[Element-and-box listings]
..........

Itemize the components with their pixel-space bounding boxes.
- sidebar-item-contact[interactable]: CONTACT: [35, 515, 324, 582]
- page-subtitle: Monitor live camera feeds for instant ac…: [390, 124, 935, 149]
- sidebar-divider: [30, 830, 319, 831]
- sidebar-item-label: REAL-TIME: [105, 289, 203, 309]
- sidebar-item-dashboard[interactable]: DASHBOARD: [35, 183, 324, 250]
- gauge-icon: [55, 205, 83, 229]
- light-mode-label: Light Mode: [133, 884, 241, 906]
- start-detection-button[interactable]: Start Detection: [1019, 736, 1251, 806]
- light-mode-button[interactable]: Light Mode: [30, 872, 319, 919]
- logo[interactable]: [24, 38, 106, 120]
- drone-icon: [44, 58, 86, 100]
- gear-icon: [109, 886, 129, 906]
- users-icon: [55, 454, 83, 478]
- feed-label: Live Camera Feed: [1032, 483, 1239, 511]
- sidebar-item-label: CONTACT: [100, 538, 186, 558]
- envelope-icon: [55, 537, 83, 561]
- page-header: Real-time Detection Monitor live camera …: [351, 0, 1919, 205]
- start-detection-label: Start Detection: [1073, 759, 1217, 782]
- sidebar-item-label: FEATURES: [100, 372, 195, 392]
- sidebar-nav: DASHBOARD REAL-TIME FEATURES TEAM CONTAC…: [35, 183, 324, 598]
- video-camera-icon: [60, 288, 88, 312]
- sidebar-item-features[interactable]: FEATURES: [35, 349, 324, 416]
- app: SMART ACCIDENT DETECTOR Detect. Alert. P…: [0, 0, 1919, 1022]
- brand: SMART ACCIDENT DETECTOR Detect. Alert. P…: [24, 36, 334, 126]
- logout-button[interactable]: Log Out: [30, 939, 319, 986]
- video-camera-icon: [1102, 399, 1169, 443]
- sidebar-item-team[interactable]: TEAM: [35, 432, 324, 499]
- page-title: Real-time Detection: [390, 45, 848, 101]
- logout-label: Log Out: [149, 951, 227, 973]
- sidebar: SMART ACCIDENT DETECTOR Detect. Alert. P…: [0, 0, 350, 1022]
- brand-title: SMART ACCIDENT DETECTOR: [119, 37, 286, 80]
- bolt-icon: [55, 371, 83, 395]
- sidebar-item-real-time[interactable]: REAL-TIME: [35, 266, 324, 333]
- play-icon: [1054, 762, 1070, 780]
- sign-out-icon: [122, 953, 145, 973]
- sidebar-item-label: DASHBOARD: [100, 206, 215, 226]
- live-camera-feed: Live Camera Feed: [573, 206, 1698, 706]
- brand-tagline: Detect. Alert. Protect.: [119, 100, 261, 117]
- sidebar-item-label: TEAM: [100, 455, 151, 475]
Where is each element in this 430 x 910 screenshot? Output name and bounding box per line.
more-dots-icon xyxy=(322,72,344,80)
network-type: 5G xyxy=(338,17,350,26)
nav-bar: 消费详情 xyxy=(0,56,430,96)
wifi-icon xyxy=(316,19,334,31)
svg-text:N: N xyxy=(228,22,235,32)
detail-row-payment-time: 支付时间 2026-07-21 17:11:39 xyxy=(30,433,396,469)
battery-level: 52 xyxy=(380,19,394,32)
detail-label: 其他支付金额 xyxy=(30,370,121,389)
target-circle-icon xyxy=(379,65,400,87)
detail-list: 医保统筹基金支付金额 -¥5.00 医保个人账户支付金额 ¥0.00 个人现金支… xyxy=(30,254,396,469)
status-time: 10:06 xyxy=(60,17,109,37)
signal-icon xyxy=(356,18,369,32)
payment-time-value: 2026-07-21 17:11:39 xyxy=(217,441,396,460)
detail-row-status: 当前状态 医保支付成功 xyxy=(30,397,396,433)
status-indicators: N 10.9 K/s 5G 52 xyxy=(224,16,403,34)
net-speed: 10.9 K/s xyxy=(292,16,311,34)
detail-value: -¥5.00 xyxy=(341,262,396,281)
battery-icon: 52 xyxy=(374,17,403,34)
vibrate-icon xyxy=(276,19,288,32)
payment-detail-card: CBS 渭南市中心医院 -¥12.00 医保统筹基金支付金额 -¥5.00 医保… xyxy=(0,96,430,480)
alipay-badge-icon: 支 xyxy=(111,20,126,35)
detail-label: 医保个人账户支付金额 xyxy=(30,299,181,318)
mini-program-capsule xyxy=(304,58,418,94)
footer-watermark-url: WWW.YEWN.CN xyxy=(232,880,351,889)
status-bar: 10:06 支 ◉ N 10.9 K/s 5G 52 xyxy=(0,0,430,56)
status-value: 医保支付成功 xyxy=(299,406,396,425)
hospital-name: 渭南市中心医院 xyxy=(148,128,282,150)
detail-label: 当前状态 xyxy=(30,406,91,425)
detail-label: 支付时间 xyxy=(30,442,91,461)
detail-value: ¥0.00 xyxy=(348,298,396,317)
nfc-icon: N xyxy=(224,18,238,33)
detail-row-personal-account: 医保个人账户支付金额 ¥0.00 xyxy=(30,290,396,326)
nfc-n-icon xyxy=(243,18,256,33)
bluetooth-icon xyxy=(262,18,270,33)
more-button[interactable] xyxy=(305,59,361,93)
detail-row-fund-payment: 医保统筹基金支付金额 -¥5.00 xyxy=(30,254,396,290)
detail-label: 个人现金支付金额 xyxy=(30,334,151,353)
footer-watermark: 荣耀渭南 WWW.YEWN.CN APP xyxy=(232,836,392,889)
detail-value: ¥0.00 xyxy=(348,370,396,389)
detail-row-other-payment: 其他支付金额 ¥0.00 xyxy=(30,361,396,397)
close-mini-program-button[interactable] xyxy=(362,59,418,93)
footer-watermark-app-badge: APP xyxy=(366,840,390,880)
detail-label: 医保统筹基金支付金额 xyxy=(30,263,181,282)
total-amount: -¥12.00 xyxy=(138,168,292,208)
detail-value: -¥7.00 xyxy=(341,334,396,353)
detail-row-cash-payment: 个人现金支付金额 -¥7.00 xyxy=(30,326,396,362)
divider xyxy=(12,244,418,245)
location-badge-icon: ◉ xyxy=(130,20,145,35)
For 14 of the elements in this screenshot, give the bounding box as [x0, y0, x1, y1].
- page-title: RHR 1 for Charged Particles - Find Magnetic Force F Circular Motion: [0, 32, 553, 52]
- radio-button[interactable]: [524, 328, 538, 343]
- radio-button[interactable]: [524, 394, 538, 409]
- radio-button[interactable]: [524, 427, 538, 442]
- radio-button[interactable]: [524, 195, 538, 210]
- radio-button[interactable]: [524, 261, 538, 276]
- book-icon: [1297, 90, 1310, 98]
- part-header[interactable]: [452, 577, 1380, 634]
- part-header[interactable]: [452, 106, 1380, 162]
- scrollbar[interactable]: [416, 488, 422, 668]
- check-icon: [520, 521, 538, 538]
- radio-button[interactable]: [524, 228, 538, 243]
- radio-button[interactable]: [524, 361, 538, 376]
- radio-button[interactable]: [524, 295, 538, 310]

..........

WHAT IS NEEDED:
Reproduce all of the rows above line for line, with no changes.

RIGHT ANSWER:
Itemize the components with their pixel-space bounding boxes.
- sidebar-item-contact[interactable]: CONTACT: [35, 515, 324, 582]
- page-subtitle: Monitor live camera feeds for instant ac…: [390, 124, 935, 149]
- sidebar-divider: [30, 830, 319, 831]
- sidebar-item-label: REAL-TIME: [105, 289, 203, 309]
- sidebar-item-dashboard[interactable]: DASHBOARD: [35, 183, 324, 250]
- gauge-icon: [55, 205, 83, 229]
- light-mode-label: Light Mode: [133, 884, 241, 906]
- start-detection-button[interactable]: Start Detection: [1019, 736, 1251, 806]
- light-mode-button[interactable]: Light Mode: [30, 872, 319, 919]
- logo[interactable]: [24, 38, 106, 120]
- drone-icon: [44, 58, 86, 100]
- gear-icon: [109, 886, 129, 906]
- users-icon: [55, 454, 83, 478]
- feed-label: Live Camera Feed: [1032, 483, 1239, 511]
- sidebar-item-label: CONTACT: [100, 538, 186, 558]
- envelope-icon: [55, 537, 83, 561]
- page-header: Real-time Detection Monitor live camera …: [351, 0, 1919, 205]
- start-detection-label: Start Detection: [1073, 759, 1217, 782]
- sidebar-item-label: FEATURES: [100, 372, 195, 392]
- sidebar-nav: DASHBOARD REAL-TIME FEATURES TEAM CONTAC…: [35, 183, 324, 598]
- video-camera-icon: [60, 288, 88, 312]
- sidebar-item-features[interactable]: FEATURES: [35, 349, 324, 416]
- app: SMART ACCIDENT DETECTOR Detect. Alert. P…: [0, 0, 1919, 1022]
- brand: SMART ACCIDENT DETECTOR Detect. Alert. P…: [24, 36, 334, 126]
- logout-button[interactable]: Log Out: [30, 939, 319, 986]
- video-camera-icon: [1102, 399, 1169, 443]
- sidebar-item-team[interactable]: TEAM: [35, 432, 324, 499]
- page-title: Real-time Detection: [390, 45, 848, 101]
- logout-label: Log Out: [149, 951, 227, 973]
- sidebar: SMART ACCIDENT DETECTOR Detect. Alert. P…: [0, 0, 350, 1022]
- brand-title: SMART ACCIDENT DETECTOR: [119, 37, 286, 80]
- bolt-icon: [55, 371, 83, 395]
- sidebar-item-real-time[interactable]: REAL-TIME: [35, 266, 324, 333]
- play-icon: [1054, 762, 1070, 780]
- sign-out-icon: [122, 953, 145, 973]
- sidebar-item-label: DASHBOARD: [100, 206, 215, 226]
- live-camera-feed: Live Camera Feed: [573, 206, 1698, 706]
- brand-tagline: Detect. Alert. Protect.: [119, 100, 261, 117]
- sidebar-item-label: TEAM: [100, 455, 151, 475]
Where is each element in this 430 x 910 screenshot? Output name and bounding box per line.
more-dots-icon xyxy=(322,72,344,80)
network-type: 5G xyxy=(338,17,350,26)
nav-bar: 消费详情 xyxy=(0,56,430,96)
wifi-icon xyxy=(316,19,334,31)
svg-text:N: N xyxy=(228,22,235,32)
detail-row-payment-time: 支付时间 2026-07-21 17:11:39 xyxy=(30,433,396,469)
battery-level: 52 xyxy=(380,19,394,32)
detail-label: 其他支付金额 xyxy=(30,370,121,389)
target-circle-icon xyxy=(379,65,400,87)
detail-list: 医保统筹基金支付金额 -¥5.00 医保个人账户支付金额 ¥0.00 个人现金支… xyxy=(30,254,396,469)
status-time: 10:06 xyxy=(60,17,109,37)
signal-icon xyxy=(356,18,369,32)
payment-time-value: 2026-07-21 17:11:39 xyxy=(217,441,396,460)
detail-row-status: 当前状态 医保支付成功 xyxy=(30,397,396,433)
status-indicators: N 10.9 K/s 5G 52 xyxy=(224,16,403,34)
net-speed: 10.9 K/s xyxy=(292,16,311,34)
detail-value: -¥5.00 xyxy=(341,262,396,281)
battery-icon: 52 xyxy=(374,17,403,34)
vibrate-icon xyxy=(276,19,288,32)
payment-detail-card: CBS 渭南市中心医院 -¥12.00 医保统筹基金支付金额 -¥5.00 医保… xyxy=(0,96,430,480)
alipay-badge-icon: 支 xyxy=(111,20,126,35)
detail-label: 医保个人账户支付金额 xyxy=(30,299,181,318)
mini-program-capsule xyxy=(304,58,418,94)
footer-watermark-url: WWW.YEWN.CN xyxy=(232,880,351,889)
status-bar: 10:06 支 ◉ N 10.9 K/s 5G 52 xyxy=(0,0,430,56)
status-value: 医保支付成功 xyxy=(299,406,396,425)
hospital-name: 渭南市中心医院 xyxy=(148,128,282,150)
detail-label: 当前状态 xyxy=(30,406,91,425)
detail-label: 支付时间 xyxy=(30,442,91,461)
detail-value: ¥0.00 xyxy=(348,298,396,317)
nfc-icon: N xyxy=(224,18,238,33)
detail-row-personal-account: 医保个人账户支付金额 ¥0.00 xyxy=(30,290,396,326)
nfc-n-icon xyxy=(243,18,256,33)
bluetooth-icon xyxy=(262,18,270,33)
more-button[interactable] xyxy=(305,59,361,93)
detail-row-fund-payment: 医保统筹基金支付金额 -¥5.00 xyxy=(30,254,396,290)
detail-label: 个人现金支付金额 xyxy=(30,334,151,353)
footer-watermark: 荣耀渭南 WWW.YEWN.CN APP xyxy=(232,836,392,889)
detail-value: ¥0.00 xyxy=(348,370,396,389)
detail-row-other-payment: 其他支付金额 ¥0.00 xyxy=(30,361,396,397)
close-mini-program-button[interactable] xyxy=(362,59,418,93)
footer-watermark-app-badge: APP xyxy=(366,840,390,880)
detail-label: 医保统筹基金支付金额 xyxy=(30,263,181,282)
total-amount: -¥12.00 xyxy=(138,168,292,208)
detail-value: -¥7.00 xyxy=(341,334,396,353)
detail-row-cash-payment: 个人现金支付金额 -¥7.00 xyxy=(30,326,396,362)
divider xyxy=(12,244,418,245)
location-badge-icon: ◉ xyxy=(130,20,145,35)
For 14 of the elements in this screenshot, give the bounding box as [x0, y0, x1, y1].
- page-title: RHR 1 for Charged Particles - Find Magnetic Force F Circular Motion: [0, 32, 553, 52]
- radio-button[interactable]: [524, 328, 538, 343]
- radio-button[interactable]: [524, 394, 538, 409]
- radio-button[interactable]: [524, 427, 538, 442]
- radio-button[interactable]: [524, 195, 538, 210]
- radio-button[interactable]: [524, 261, 538, 276]
- book-icon: [1297, 90, 1310, 98]
- part-header[interactable]: [452, 577, 1380, 634]
- part-header[interactable]: [452, 106, 1380, 162]
- scrollbar[interactable]: [416, 488, 422, 668]
- check-icon: [520, 521, 538, 538]
- radio-button[interactable]: [524, 228, 538, 243]
- radio-button[interactable]: [524, 361, 538, 376]
- radio-button[interactable]: [524, 295, 538, 310]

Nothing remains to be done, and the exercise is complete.